◆ Given task ◆
Gather all lines containing the string "rights" and copy them out.

──────── Given information ────────

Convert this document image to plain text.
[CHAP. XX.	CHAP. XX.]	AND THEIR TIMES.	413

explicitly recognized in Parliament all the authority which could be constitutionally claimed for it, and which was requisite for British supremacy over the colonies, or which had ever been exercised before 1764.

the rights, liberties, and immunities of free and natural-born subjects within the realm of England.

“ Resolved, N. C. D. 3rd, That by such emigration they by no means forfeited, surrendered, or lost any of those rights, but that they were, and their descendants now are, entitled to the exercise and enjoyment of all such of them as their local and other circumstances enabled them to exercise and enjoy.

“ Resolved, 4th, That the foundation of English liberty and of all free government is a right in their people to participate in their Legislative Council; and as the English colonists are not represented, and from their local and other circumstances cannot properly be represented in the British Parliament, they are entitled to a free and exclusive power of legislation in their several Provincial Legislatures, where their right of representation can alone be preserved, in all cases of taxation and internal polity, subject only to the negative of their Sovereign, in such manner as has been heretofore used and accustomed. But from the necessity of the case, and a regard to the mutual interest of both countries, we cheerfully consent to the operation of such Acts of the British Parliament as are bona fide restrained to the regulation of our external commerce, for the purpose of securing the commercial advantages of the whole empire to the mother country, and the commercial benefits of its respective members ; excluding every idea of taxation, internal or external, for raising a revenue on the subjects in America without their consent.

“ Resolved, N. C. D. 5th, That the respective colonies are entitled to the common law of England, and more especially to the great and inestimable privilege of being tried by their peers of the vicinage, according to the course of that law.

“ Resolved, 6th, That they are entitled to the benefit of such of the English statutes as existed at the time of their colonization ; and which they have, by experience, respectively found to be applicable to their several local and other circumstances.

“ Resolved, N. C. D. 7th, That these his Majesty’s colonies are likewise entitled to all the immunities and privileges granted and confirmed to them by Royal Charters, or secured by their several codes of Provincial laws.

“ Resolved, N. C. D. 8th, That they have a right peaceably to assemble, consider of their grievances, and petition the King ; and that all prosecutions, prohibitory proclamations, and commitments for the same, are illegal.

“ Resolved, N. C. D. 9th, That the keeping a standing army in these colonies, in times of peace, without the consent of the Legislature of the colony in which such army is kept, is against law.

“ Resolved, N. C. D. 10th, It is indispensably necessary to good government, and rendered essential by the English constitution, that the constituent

────────

◆ Answer in full ◆
the rights, liberties, and immunities of free and natural-born subjects within the realm of England.
“ Resolved, N. C. D. 3rd, That by such emigration they by no means forfeited, surrendered, or lost any of those rights, but that they were, and their descendants now are, entitled to the exercise and enjoyment of all such of them as their local and other circumstances enabled them to exercise and enjoy.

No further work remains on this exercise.